THE PROBLEM
Check every line below for the word "text" and copy each one that has it.

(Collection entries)
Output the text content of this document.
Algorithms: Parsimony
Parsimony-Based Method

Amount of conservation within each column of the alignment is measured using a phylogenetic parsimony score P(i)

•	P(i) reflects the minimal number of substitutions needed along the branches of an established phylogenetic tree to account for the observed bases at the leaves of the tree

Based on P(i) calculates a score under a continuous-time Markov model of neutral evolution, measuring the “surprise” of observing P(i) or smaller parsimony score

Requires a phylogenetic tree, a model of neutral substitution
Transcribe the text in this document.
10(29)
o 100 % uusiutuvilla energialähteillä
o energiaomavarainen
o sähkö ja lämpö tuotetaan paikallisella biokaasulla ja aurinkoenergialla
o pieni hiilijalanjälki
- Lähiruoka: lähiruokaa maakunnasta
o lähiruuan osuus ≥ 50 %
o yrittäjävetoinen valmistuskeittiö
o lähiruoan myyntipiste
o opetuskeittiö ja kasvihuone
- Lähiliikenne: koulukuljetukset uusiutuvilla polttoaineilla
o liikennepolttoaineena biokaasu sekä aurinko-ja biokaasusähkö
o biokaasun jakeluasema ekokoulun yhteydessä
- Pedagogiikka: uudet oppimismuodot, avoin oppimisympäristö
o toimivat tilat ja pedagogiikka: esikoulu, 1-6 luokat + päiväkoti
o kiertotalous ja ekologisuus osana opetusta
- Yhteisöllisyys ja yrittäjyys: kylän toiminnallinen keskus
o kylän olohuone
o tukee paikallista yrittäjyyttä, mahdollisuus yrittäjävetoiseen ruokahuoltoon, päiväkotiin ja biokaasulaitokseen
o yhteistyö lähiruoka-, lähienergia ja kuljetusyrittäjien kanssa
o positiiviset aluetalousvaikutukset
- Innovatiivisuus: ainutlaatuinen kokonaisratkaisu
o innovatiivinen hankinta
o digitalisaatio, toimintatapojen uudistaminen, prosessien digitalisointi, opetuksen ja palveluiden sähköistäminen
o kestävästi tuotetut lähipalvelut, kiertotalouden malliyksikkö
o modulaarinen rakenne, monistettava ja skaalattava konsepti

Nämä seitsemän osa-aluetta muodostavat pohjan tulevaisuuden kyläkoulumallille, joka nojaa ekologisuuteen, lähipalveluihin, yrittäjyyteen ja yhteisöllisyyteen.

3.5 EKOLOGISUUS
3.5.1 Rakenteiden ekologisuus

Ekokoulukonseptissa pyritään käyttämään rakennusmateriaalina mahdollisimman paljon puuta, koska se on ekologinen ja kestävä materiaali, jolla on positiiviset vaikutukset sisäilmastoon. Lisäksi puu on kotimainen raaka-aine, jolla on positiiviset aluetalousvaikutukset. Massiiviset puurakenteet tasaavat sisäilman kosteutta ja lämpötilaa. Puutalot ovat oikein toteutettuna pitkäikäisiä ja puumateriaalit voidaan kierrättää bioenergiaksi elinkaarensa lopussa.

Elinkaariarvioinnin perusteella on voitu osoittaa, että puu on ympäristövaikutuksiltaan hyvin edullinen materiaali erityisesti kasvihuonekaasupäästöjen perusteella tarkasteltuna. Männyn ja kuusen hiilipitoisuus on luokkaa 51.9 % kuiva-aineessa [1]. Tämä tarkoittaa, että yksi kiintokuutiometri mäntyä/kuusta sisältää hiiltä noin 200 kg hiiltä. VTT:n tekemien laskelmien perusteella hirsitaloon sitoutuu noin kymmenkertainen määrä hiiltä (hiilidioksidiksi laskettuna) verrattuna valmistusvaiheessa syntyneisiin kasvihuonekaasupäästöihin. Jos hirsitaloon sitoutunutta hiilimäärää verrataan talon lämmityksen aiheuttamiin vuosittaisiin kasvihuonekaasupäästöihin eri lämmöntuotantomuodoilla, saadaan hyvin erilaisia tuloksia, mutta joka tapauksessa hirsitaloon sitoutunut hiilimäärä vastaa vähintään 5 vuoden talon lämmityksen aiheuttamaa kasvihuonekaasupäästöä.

TASK OUTPUT
Output the text content of this document.
Transcribe the text in this document.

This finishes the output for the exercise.